→ TASK DIRECTIONS
Pull out every line from the listing that has the word "Testing".
▼
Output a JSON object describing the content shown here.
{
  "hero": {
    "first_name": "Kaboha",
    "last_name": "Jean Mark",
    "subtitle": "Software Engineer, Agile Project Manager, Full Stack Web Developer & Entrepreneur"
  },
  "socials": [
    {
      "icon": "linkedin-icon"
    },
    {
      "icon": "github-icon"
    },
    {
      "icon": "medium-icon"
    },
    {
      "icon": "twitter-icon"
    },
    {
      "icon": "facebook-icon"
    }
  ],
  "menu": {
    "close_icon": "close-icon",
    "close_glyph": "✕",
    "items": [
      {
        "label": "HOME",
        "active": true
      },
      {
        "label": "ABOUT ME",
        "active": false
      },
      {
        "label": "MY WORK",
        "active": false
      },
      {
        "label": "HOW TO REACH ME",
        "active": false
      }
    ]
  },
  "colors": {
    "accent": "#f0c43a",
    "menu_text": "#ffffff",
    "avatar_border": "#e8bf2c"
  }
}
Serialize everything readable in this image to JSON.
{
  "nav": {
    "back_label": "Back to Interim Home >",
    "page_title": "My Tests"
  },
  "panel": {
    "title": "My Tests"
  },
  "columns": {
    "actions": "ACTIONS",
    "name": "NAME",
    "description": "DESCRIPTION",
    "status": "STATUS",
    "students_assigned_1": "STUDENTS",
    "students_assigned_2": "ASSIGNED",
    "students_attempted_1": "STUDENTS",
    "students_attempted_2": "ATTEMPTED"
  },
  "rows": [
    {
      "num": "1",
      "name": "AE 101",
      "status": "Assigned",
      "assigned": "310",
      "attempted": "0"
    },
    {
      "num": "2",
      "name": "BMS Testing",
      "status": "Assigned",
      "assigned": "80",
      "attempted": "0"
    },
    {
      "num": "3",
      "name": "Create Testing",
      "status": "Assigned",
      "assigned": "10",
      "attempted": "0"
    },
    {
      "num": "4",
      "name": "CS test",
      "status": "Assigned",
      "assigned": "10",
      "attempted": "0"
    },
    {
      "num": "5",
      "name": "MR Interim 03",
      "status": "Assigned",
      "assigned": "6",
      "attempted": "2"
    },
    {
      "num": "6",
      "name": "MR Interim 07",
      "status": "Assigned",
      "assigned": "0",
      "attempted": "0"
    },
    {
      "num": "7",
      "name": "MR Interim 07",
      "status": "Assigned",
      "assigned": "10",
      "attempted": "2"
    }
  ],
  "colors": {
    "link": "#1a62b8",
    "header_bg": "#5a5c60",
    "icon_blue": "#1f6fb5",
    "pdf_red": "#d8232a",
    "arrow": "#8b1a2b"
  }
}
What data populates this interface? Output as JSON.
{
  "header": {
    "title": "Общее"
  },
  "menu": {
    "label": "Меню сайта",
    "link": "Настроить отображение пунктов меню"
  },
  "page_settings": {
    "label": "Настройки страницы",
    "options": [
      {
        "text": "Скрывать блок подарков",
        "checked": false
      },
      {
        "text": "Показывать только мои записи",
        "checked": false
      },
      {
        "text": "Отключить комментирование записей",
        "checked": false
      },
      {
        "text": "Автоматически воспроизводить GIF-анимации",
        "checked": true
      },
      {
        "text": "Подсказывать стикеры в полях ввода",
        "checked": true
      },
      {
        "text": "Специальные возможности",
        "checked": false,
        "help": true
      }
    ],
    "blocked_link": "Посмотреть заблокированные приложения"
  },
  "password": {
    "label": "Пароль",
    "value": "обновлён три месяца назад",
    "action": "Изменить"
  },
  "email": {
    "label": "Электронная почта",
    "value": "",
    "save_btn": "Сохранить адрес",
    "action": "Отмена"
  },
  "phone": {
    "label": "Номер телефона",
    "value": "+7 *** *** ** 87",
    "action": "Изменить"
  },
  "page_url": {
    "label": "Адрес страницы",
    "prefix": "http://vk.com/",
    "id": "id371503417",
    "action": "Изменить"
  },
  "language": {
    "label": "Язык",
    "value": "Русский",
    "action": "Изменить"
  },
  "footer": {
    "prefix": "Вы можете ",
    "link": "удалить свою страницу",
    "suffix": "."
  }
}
▲
▼
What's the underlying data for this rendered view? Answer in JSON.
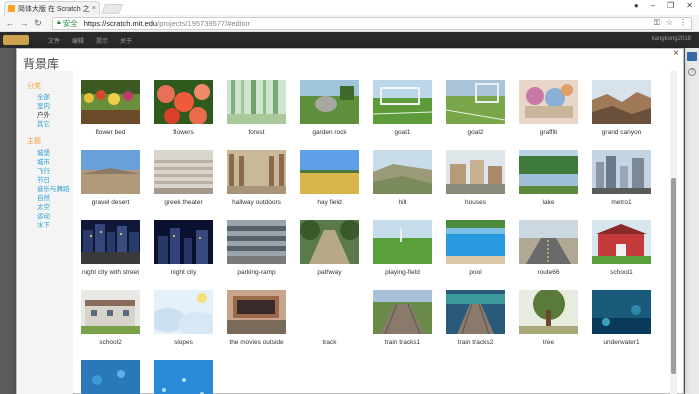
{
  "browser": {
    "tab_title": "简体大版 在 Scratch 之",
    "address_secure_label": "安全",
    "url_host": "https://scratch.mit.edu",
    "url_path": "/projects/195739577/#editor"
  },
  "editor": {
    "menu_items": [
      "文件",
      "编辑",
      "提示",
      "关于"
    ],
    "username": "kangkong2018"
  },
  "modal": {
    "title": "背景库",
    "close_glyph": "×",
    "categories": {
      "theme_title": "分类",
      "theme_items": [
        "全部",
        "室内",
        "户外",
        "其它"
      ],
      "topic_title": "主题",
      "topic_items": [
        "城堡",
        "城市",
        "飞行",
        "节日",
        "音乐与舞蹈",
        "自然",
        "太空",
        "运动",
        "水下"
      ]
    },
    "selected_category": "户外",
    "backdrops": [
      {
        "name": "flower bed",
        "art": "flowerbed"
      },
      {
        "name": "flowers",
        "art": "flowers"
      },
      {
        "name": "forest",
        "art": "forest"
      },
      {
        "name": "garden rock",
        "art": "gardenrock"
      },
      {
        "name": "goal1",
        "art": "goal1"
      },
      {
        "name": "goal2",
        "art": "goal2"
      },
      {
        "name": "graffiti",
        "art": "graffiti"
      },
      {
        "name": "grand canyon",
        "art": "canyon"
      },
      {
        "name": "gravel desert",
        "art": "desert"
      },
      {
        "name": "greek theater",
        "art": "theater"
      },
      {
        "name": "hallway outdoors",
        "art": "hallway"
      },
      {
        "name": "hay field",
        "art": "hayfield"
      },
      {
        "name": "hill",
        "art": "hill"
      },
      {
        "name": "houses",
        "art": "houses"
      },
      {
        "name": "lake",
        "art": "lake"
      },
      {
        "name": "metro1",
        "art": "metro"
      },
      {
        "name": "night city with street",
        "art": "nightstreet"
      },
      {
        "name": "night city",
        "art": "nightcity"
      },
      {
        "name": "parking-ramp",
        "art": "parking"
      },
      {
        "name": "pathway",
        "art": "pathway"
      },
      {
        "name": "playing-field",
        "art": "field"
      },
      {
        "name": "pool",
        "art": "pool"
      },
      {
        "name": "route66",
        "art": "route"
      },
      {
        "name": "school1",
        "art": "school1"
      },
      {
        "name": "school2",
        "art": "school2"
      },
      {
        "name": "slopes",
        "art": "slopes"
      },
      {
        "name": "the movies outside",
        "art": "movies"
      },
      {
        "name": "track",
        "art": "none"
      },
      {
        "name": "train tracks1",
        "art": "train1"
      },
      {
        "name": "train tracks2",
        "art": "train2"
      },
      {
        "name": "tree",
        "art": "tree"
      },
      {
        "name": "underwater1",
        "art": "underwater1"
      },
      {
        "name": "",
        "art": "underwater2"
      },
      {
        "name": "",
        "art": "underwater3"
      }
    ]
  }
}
▲
→ RESULT FOR THIS TASK
      "name": "BMS Testing",
      "name": "Create Testing",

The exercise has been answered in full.